(Problem to solve): Without the pictures, give the entries below again exactly as written.

[Dataset entries]
━━━━

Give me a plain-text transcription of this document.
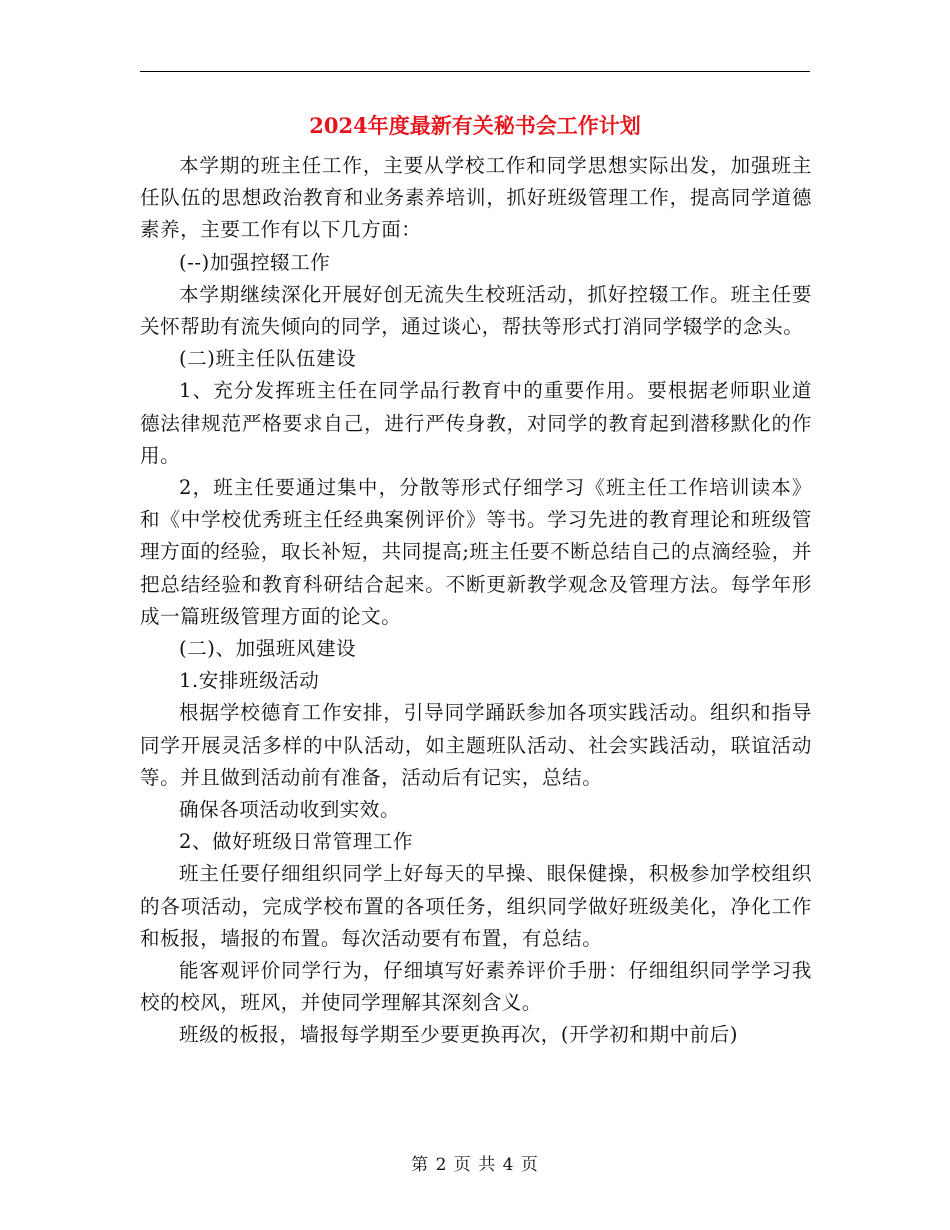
2024年度最新有关秘书会工作计划

本学期的班主任工作，主要从学校工作和同学思想实际出发，加强班主任队伍的思想政治教育和业务素养培训，抓好班级管理工作，提高同学道德素养，主要工作有以下几方面：

(--)加强控辍工作

本学期继续深化开展好创无流失生校班活动，抓好控辍工作。班主任要关怀帮助有流失倾向的同学，通过谈心，帮扶等形式打消同学辍学的念头。

(二)班主任队伍建设

1、充分发挥班主任在同学品行教育中的重要作用。要根据老师职业道德法律规范严格要求自己，进行严传身教，对同学的教育起到潜移默化的作用。

2，班主任要通过集中，分散等形式仔细学习《班主任工作培训读本》和《中学校优秀班主任经典案例评价》等书。学习先进的教育理论和班级管理方面的经验，取长补短，共同提高;班主任要不断总结自己的点滴经验，并把总结经验和教育科研结合起来。不断更新教学观念及管理方法。每学年形成一篇班级管理方面的论文。

(二)、加强班风建设

1.安排班级活动

根据学校德育工作安排，引导同学踊跃参加各项实践活动。组织和指导同学开展灵活多样的中队活动，如主题班队活动、社会实践活动，联谊活动等。并且做到活动前有准备，活动后有记实，总结。

确保各项活动收到实效。

2、做好班级日常管理工作

班主任要仔细组织同学上好每天的早操、眼保健操，积极参加学校组织的各项活动，完成学校布置的各项任务，组织同学做好班级美化，净化工作和板报，墙报的布置。每次活动要有布置，有总结。

能客观评价同学行为，仔细填写好素养评价手册：仔细组织同学学习我校的校风，班风，并使同学理解其深刻含义。

班级的板报，墙报每学期至少要更换再次，(开学初和期中前后)

第 2 页 共 4 页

━━━━

(Response to the task):
Give me a plain-text transcription of this document.
2024年度最新有关秘书会工作计划

本学期的班主任工作，主要从学校工作和同学思想实际出发，加强班主任队伍的思想政治教育和业务素养培训，抓好班级管理工作，提高同学道德素养，主要工作有以下几方面：

(--)加强控辍工作

本学期继续深化开展好创无流失生校班活动，抓好控辍工作。班主任要关怀帮助有流失倾向的同学，通过谈心，帮扶等形式打消同学辍学的念头。

(二)班主任队伍建设

1、充分发挥班主任在同学品行教育中的重要作用。要根据老师职业道德法律规范严格要求自己，进行严传身教，对同学的教育起到潜移默化的作用。

2，班主任要通过集中，分散等形式仔细学习《班主任工作培训读本》和《中学校优秀班主任经典案例评价》等书。学习先进的教育理论和班级管理方面的经验，取长补短，共同提高;班主任要不断总结自己的点滴经验，并把总结经验和教育科研结合起来。不断更新教学观念及管理方法。每学年形成一篇班级管理方面的论文。

(二)、加强班风建设

1.安排班级活动

根据学校德育工作安排，引导同学踊跃参加各项实践活动。组织和指导同学开展灵活多样的中队活动，如主题班队活动、社会实践活动，联谊活动等。并且做到活动前有准备，活动后有记实，总结。

确保各项活动收到实效。

2、做好班级日常管理工作

班主任要仔细组织同学上好每天的早操、眼保健操，积极参加学校组织的各项活动，完成学校布置的各项任务，组织同学做好班级美化，净化工作和板报，墙报的布置。每次活动要有布置，有总结。

能客观评价同学行为，仔细填写好素养评价手册：仔细组织同学学习我校的校风，班风，并使同学理解其深刻含义。

班级的板报，墙报每学期至少要更换再次，(开学初和期中前后)

第 2 页 共 4 页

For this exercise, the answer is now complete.